Given exercise: Transcribe each record below word for word.

(Dataset records)
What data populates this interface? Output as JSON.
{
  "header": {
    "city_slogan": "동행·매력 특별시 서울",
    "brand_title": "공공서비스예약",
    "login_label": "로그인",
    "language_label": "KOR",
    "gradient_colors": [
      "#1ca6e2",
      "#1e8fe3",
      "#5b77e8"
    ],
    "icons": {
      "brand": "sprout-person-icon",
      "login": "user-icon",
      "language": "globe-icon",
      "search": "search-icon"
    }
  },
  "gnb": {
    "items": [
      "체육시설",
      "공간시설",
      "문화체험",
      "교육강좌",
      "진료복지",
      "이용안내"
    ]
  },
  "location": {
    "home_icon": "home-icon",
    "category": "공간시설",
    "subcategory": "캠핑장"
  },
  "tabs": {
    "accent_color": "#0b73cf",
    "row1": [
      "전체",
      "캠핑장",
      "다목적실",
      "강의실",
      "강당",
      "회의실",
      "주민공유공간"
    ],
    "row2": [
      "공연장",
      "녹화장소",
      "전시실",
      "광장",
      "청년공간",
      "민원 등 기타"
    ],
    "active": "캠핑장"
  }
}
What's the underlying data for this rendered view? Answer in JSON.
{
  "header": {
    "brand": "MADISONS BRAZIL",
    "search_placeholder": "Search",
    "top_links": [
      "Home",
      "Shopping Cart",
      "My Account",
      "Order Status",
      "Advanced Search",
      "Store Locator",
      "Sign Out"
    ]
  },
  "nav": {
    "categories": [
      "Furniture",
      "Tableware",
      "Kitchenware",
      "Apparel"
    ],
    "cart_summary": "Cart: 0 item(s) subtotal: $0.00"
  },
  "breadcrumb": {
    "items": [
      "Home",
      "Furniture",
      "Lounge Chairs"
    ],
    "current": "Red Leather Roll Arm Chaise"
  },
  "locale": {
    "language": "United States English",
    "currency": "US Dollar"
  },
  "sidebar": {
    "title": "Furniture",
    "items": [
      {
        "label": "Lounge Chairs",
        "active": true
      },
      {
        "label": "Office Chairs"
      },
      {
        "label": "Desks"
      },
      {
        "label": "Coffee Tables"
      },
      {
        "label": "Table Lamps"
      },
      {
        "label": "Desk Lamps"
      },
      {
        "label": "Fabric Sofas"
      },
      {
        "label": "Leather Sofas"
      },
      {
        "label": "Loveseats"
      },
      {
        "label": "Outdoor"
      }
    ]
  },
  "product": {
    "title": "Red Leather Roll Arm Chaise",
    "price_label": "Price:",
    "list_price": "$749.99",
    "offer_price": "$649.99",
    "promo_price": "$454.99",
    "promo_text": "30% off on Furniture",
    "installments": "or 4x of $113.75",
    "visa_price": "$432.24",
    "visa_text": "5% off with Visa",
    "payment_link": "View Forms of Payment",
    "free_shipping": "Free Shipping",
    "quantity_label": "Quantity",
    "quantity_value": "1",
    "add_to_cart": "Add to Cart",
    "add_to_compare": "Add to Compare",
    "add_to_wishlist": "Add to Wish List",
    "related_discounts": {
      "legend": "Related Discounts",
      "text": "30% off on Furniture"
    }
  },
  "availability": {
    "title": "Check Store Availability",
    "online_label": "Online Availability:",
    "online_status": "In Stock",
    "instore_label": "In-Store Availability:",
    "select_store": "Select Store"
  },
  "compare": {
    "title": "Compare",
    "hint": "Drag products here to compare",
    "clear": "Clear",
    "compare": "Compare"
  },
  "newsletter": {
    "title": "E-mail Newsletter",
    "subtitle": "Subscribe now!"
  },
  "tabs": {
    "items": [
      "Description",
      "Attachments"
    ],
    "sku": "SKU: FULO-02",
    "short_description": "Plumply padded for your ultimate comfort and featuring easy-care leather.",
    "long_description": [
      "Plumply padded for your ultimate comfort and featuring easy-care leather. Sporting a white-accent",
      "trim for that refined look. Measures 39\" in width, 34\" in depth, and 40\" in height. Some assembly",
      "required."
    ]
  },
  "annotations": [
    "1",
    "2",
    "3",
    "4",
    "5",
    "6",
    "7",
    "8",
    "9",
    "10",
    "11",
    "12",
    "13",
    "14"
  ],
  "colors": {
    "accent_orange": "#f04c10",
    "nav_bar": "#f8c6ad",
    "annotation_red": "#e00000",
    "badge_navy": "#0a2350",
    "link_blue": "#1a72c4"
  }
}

Answer for this exercise:
What data populates this interface? Output as JSON.
{
  "header": {
    "city_slogan": "동행·매력 특별시 서울",
    "brand_title": "공공서비스예약",
    "login_label": "로그인",
    "language_label": "KOR",
    "gradient_colors": [
      "#1ca6e2",
      "#1e8fe3",
      "#5b77e8"
    ],
    "icons": {
      "brand": "sprout-person-icon",
      "login": "user-icon",
      "language": "globe-icon",
      "search": "search-icon"
    }
  },
  "gnb": {
    "items": [
      "체육시설",
      "공간시설",
      "문화체험",
      "교육강좌",
      "진료복지",
      "이용안내"
    ]
  },
  "location": {
    "home_icon": "home-icon",
    "category": "공간시설",
    "subcategory": "캠핑장"
  },
  "tabs": {
    "accent_color": "#0b73cf",
    "row1": [
      "전체",
      "캠핑장",
      "다목적실",
      "강의실",
      "강당",
      "회의실",
      "주민공유공간"
    ],
    "row2": [
      "공연장",
      "녹화장소",
      "전시실",
      "광장",
      "청년공간",
      "민원 등 기타"
    ],
    "active": "캠핑장"
  }
}
What's the underlying data for this rendered view? Answer in JSON.
{
  "header": {
    "brand": "MADISONS BRAZIL",
    "search_placeholder": "Search",
    "top_links": [
      "Home",
      "Shopping Cart",
      "My Account",
      "Order Status",
      "Advanced Search",
      "Store Locator",
      "Sign Out"
    ]
  },
  "nav": {
    "categories": [
      "Furniture",
      "Tableware",
      "Kitchenware",
      "Apparel"
    ],
    "cart_summary": "Cart: 0 item(s) subtotal: $0.00"
  },
  "breadcrumb": {
    "items": [
      "Home",
      "Furniture",
      "Lounge Chairs"
    ],
    "current": "Red Leather Roll Arm Chaise"
  },
  "locale": {
    "language": "United States English",
    "currency": "US Dollar"
  },
  "sidebar": {
    "title": "Furniture",
    "items": [
      {
        "label": "Lounge Chairs",
        "active": true
      },
      {
        "label": "Office Chairs"
      },
      {
        "label": "Desks"
      },
      {
        "label": "Coffee Tables"
      },
      {
        "label": "Table Lamps"
      },
      {
        "label": "Desk Lamps"
      },
      {
        "label": "Fabric Sofas"
      },
      {
        "label": "Leather Sofas"
      },
      {
        "label": "Loveseats"
      },
      {
        "label": "Outdoor"
      }
    ]
  },
  "product": {
    "title": "Red Leather Roll Arm Chaise",
    "price_label": "Price:",
    "list_price": "$749.99",
    "offer_price": "$649.99",
    "promo_price": "$454.99",
    "promo_text": "30% off on Furniture",
    "installments": "or 4x of $113.75",
    "visa_price": "$432.24",
    "visa_text": "5% off with Visa",
    "payment_link": "View Forms of Payment",
    "free_shipping": "Free Shipping",
    "quantity_label": "Quantity",
    "quantity_value": "1",
    "add_to_cart": "Add to Cart",
    "add_to_compare": "Add to Compare",
    "add_to_wishlist": "Add to Wish List",
    "related_discounts": {
      "legend": "Related Discounts",
      "text": "30% off on Furniture"
    }
  },
  "availability": {
    "title": "Check Store Availability",
    "online_label": "Online Availability:",
    "online_status": "In Stock",
    "instore_label": "In-Store Availability:",
    "select_store": "Select Store"
  },
  "compare": {
    "title": "Compare",
    "hint": "Drag products here to compare",
    "clear": "Clear",
    "compare": "Compare"
  },
  "newsletter": {
    "title": "E-mail Newsletter",
    "subtitle": "Subscribe now!"
  },
  "tabs": {
    "items": [
      "Description",
      "Attachments"
    ],
    "sku": "SKU: FULO-02",
    "short_description": "Plumply padded for your ultimate comfort and featuring easy-care leather.",
    "long_description": [
      "Plumply padded for your ultimate comfort and featuring easy-care leather. Sporting a white-accent",
      "trim for that refined look. Measures 39\" in width, 34\" in depth, and 40\" in height. Some assembly",
      "required."
    ]
  },
  "annotations": [
    "1",
    "2",
    "3",
    "4",
    "5",
    "6",
    "7",
    "8",
    "9",
    "10",
    "11",
    "12",
    "13",
    "14"
  ],
  "colors": {
    "accent_orange": "#f04c10",
    "nav_bar": "#f8c6ad",
    "annotation_red": "#e00000",
    "badge_navy": "#0a2350",
    "link_blue": "#1a72c4"
  }
}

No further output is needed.